## CHALLENGE:
Copy every line that contains the string "территории" from the entries below.

[Figure collection entries]
▼
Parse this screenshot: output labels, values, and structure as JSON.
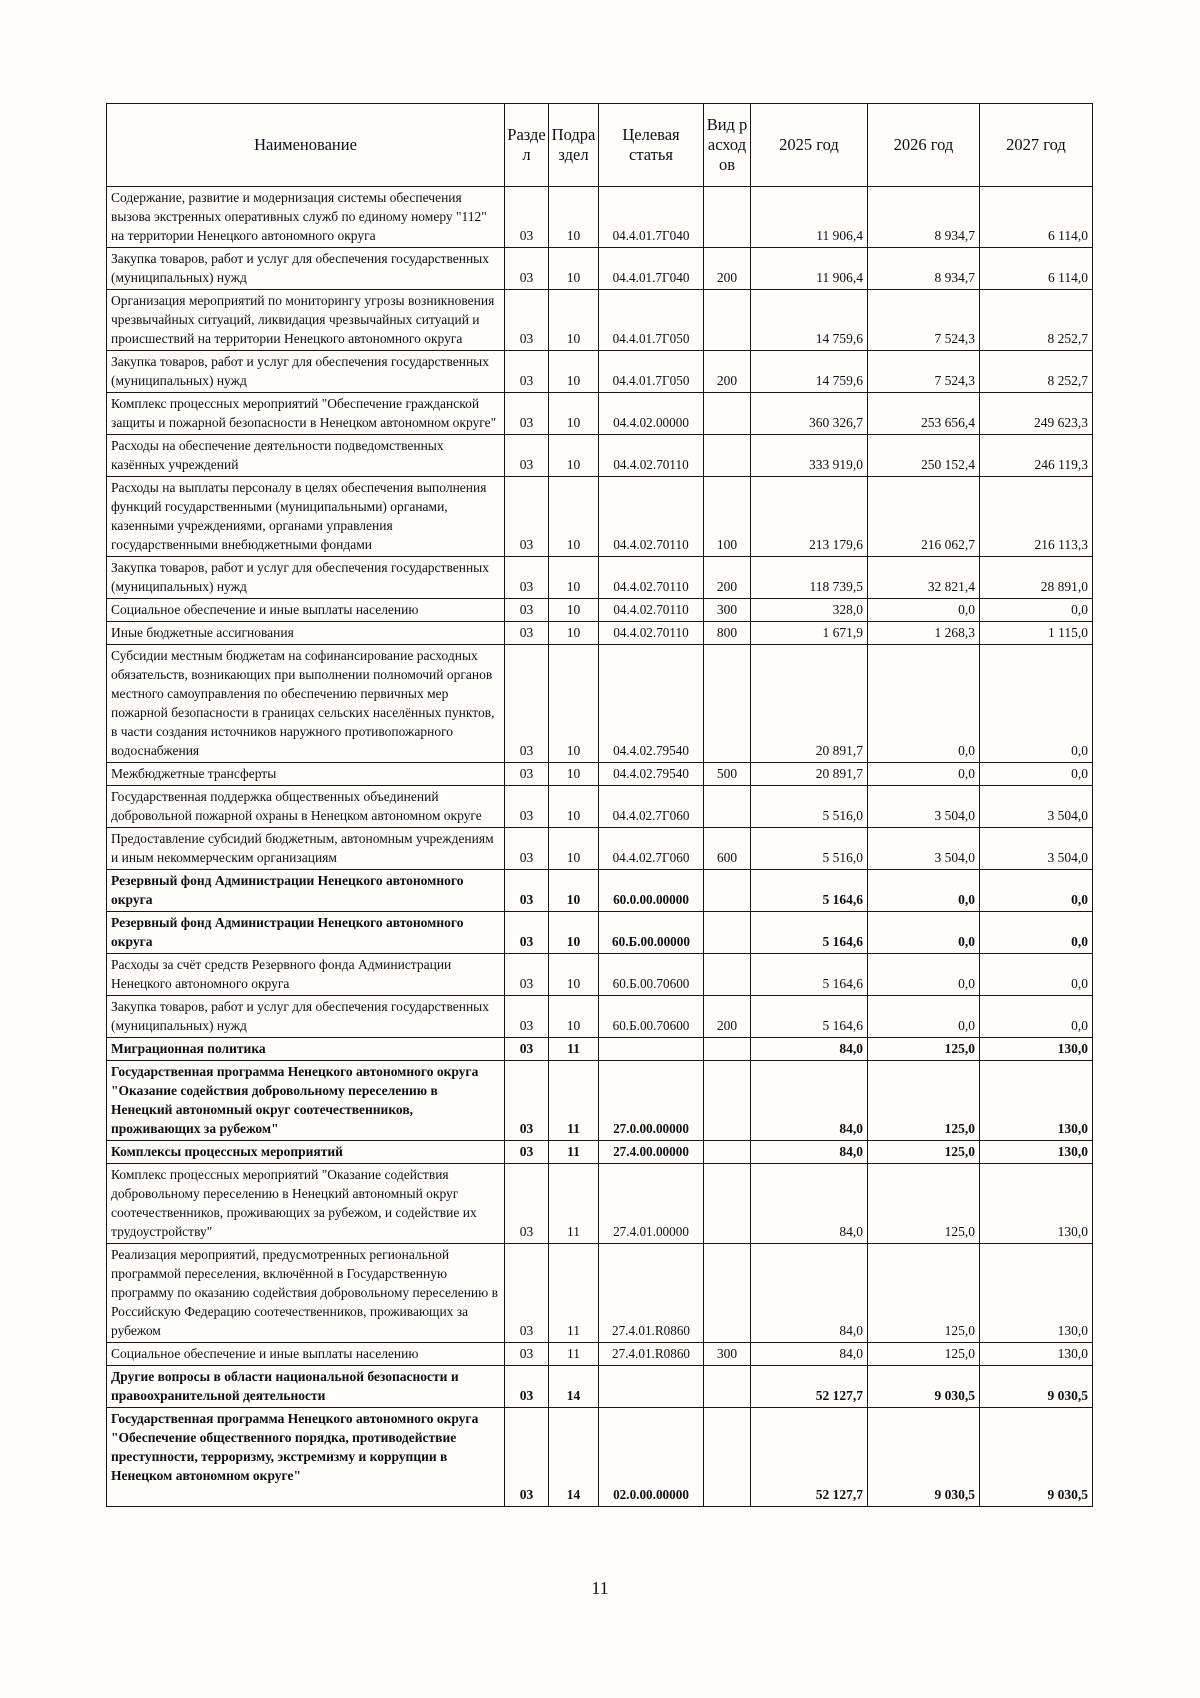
{
  "document": {
    "page_number": "11"
  },
  "table": {
    "headers": {
      "name": "Наименование",
      "rz": "Раздел",
      "pr": "Подраздел",
      "csr": "Целевая статья",
      "vr": "Вид расходов",
      "y2025": "2025 год",
      "y2026": "2026 год",
      "y2027": "2027 год"
    },
    "rows": [
      {
        "name": "Содержание, развитие и модернизация системы обеспечения вызова экстренных оперативных служб по единому номеру \"112\" на территории Ненецкого автономного округа",
        "rz": "03",
        "pr": "10",
        "csr": "04.4.01.7Г040",
        "vr": "",
        "y2025": "11 906,4",
        "y2026": "8 934,7",
        "y2027": "6 114,0",
        "bold": false,
        "gap": false
      },
      {
        "name": "Закупка товаров, работ и услуг для обеспечения государственных (муниципальных) нужд",
        "rz": "03",
        "pr": "10",
        "csr": "04.4.01.7Г040",
        "vr": "200",
        "y2025": "11 906,4",
        "y2026": "8 934,7",
        "y2027": "6 114,0",
        "bold": false,
        "gap": false
      },
      {
        "name": "Организация мероприятий по мониторингу угрозы возникновения чрезвычайных ситуаций, ликвидация чрезвычайных ситуаций и происшествий на территории Ненецкого автономного округа",
        "rz": "03",
        "pr": "10",
        "csr": "04.4.01.7Г050",
        "vr": "",
        "y2025": "14 759,6",
        "y2026": "7 524,3",
        "y2027": "8 252,7",
        "bold": false,
        "gap": false
      },
      {
        "name": "Закупка товаров, работ и услуг для обеспечения государственных (муниципальных) нужд",
        "rz": "03",
        "pr": "10",
        "csr": "04.4.01.7Г050",
        "vr": "200",
        "y2025": "14 759,6",
        "y2026": "7 524,3",
        "y2027": "8 252,7",
        "bold": false,
        "gap": false
      },
      {
        "name": "Комплекс процессных мероприятий \"Обеспечение гражданской защиты и пожарной безопасности в Ненецком автономном округе\"",
        "rz": "03",
        "pr": "10",
        "csr": "04.4.02.00000",
        "vr": "",
        "y2025": "360 326,7",
        "y2026": "253 656,4",
        "y2027": "249 623,3",
        "bold": false,
        "gap": false
      },
      {
        "name": "Расходы на обеспечение деятельности подведомственных казённых учреждений",
        "rz": "03",
        "pr": "10",
        "csr": "04.4.02.70110",
        "vr": "",
        "y2025": "333 919,0",
        "y2026": "250 152,4",
        "y2027": "246 119,3",
        "bold": false,
        "gap": false
      },
      {
        "name": "Расходы на выплаты персоналу в целях обеспечения выполнения функций государственными (муниципальными) органами, казенными учреждениями, органами управления государственными внебюджетными фондами",
        "rz": "03",
        "pr": "10",
        "csr": "04.4.02.70110",
        "vr": "100",
        "y2025": "213 179,6",
        "y2026": "216 062,7",
        "y2027": "216 113,3",
        "bold": false,
        "gap": false
      },
      {
        "name": "Закупка товаров, работ и услуг для обеспечения государственных (муниципальных) нужд",
        "rz": "03",
        "pr": "10",
        "csr": "04.4.02.70110",
        "vr": "200",
        "y2025": "118 739,5",
        "y2026": "32 821,4",
        "y2027": "28 891,0",
        "bold": false,
        "gap": false
      },
      {
        "name": "Социальное обеспечение и иные выплаты населению",
        "rz": "03",
        "pr": "10",
        "csr": "04.4.02.70110",
        "vr": "300",
        "y2025": "328,0",
        "y2026": "0,0",
        "y2027": "0,0",
        "bold": false,
        "gap": false
      },
      {
        "name": "Иные бюджетные ассигнования",
        "rz": "03",
        "pr": "10",
        "csr": "04.4.02.70110",
        "vr": "800",
        "y2025": "1 671,9",
        "y2026": "1 268,3",
        "y2027": "1 115,0",
        "bold": false,
        "gap": false
      },
      {
        "name": "Субсидии местным бюджетам на софинансирование расходных обязательств, возникающих при выполнении полномочий органов местного самоуправления по обеспечению первичных мер пожарной безопасности в границах сельских населённых пунктов, в части создания источников наружного противопожарного водоснабжения",
        "rz": "03",
        "pr": "10",
        "csr": "04.4.02.79540",
        "vr": "",
        "y2025": "20 891,7",
        "y2026": "0,0",
        "y2027": "0,0",
        "bold": false,
        "gap": false
      },
      {
        "name": "Межбюджетные трансферты",
        "rz": "03",
        "pr": "10",
        "csr": "04.4.02.79540",
        "vr": "500",
        "y2025": "20 891,7",
        "y2026": "0,0",
        "y2027": "0,0",
        "bold": false,
        "gap": false
      },
      {
        "name": "Государственная поддержка общественных объединений добровольной пожарной охраны в Ненецком автономном округе",
        "rz": "03",
        "pr": "10",
        "csr": "04.4.02.7Г060",
        "vr": "",
        "y2025": "5 516,0",
        "y2026": "3 504,0",
        "y2027": "3 504,0",
        "bold": false,
        "gap": false
      },
      {
        "name": "Предоставление субсидий бюджетным, автономным учреждениям и иным некоммерческим организациям",
        "rz": "03",
        "pr": "10",
        "csr": "04.4.02.7Г060",
        "vr": "600",
        "y2025": "5 516,0",
        "y2026": "3 504,0",
        "y2027": "3 504,0",
        "bold": false,
        "gap": false
      },
      {
        "name": "Резервный фонд Администрации Ненецкого автономного округа",
        "rz": "03",
        "pr": "10",
        "csr": "60.0.00.00000",
        "vr": "",
        "y2025": "5 164,6",
        "y2026": "0,0",
        "y2027": "0,0",
        "bold": true,
        "gap": false
      },
      {
        "name": "Резервный фонд Администрации Ненецкого автономного округа",
        "rz": "03",
        "pr": "10",
        "csr": "60.Б.00.00000",
        "vr": "",
        "y2025": "5 164,6",
        "y2026": "0,0",
        "y2027": "0,0",
        "bold": true,
        "gap": false
      },
      {
        "name": "Расходы за счёт средств Резервного фонда Администрации Ненецкого автономного округа",
        "rz": "03",
        "pr": "10",
        "csr": "60.Б.00.70600",
        "vr": "",
        "y2025": "5 164,6",
        "y2026": "0,0",
        "y2027": "0,0",
        "bold": false,
        "gap": false
      },
      {
        "name": "Закупка товаров, работ и услуг для обеспечения государственных (муниципальных) нужд",
        "rz": "03",
        "pr": "10",
        "csr": "60.Б.00.70600",
        "vr": "200",
        "y2025": "5 164,6",
        "y2026": "0,0",
        "y2027": "0,0",
        "bold": false,
        "gap": false
      },
      {
        "name": "Миграционная политика",
        "rz": "03",
        "pr": "11",
        "csr": "",
        "vr": "",
        "y2025": "84,0",
        "y2026": "125,0",
        "y2027": "130,0",
        "bold": true,
        "gap": false
      },
      {
        "name": "Государственная программа Ненецкого автономного округа \"Оказание содействия добровольному переселению в Ненецкий автономный округ соотечественников, проживающих за рубежом\"",
        "rz": "03",
        "pr": "11",
        "csr": "27.0.00.00000",
        "vr": "",
        "y2025": "84,0",
        "y2026": "125,0",
        "y2027": "130,0",
        "bold": true,
        "gap": false
      },
      {
        "name": "Комплексы процессных мероприятий",
        "rz": "03",
        "pr": "11",
        "csr": "27.4.00.00000",
        "vr": "",
        "y2025": "84,0",
        "y2026": "125,0",
        "y2027": "130,0",
        "bold": true,
        "gap": false
      },
      {
        "name": "Комплекс процессных мероприятий \"Оказание содействия добровольному переселению в Ненецкий автономный округ соотечественников, проживающих за рубежом, и содействие их трудоустройству\"",
        "rz": "03",
        "pr": "11",
        "csr": "27.4.01.00000",
        "vr": "",
        "y2025": "84,0",
        "y2026": "125,0",
        "y2027": "130,0",
        "bold": false,
        "gap": false
      },
      {
        "name": "Реализация мероприятий, предусмотренных региональной программой переселения, включённой в Государственную программу по оказанию содействия добровольному переселению в Российскую Федерацию соотечественников, проживающих за рубежом",
        "rz": "03",
        "pr": "11",
        "csr": "27.4.01.R0860",
        "vr": "",
        "y2025": "84,0",
        "y2026": "125,0",
        "y2027": "130,0",
        "bold": false,
        "gap": false
      },
      {
        "name": "Социальное обеспечение и иные выплаты населению",
        "rz": "03",
        "pr": "11",
        "csr": "27.4.01.R0860",
        "vr": "300",
        "y2025": "84,0",
        "y2026": "125,0",
        "y2027": "130,0",
        "bold": false,
        "gap": false
      },
      {
        "name": "Другие вопросы в области национальной безопасности и правоохранительной деятельности",
        "rz": "03",
        "pr": "14",
        "csr": "",
        "vr": "",
        "y2025": "52 127,7",
        "y2026": "9 030,5",
        "y2027": "9 030,5",
        "bold": true,
        "gap": false
      },
      {
        "name": "Государственная программа Ненецкого автономного округа \"Обеспечение общественного порядка, противодействие преступности, терроризму, экстремизму и коррупции в Ненецком автономном округе\"",
        "rz": "03",
        "pr": "14",
        "csr": "02.0.00.00000",
        "vr": "",
        "y2025": "52 127,7",
        "y2026": "9 030,5",
        "y2027": "9 030,5",
        "bold": true,
        "gap": true
      }
    ]
  }
}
▲
## FINAL RESULT:
        "name": "Содержание, развитие и модернизация системы обеспечения вызова экстренных оперативных служб по единому номеру \"112\" на территории Ненецкого автономного округа",
        "name": "Организация мероприятий по мониторингу угрозы возникновения чрезвычайных ситуаций, ликвидация чрезвычайных ситуаций и происшествий на территории Ненецкого автономного округа",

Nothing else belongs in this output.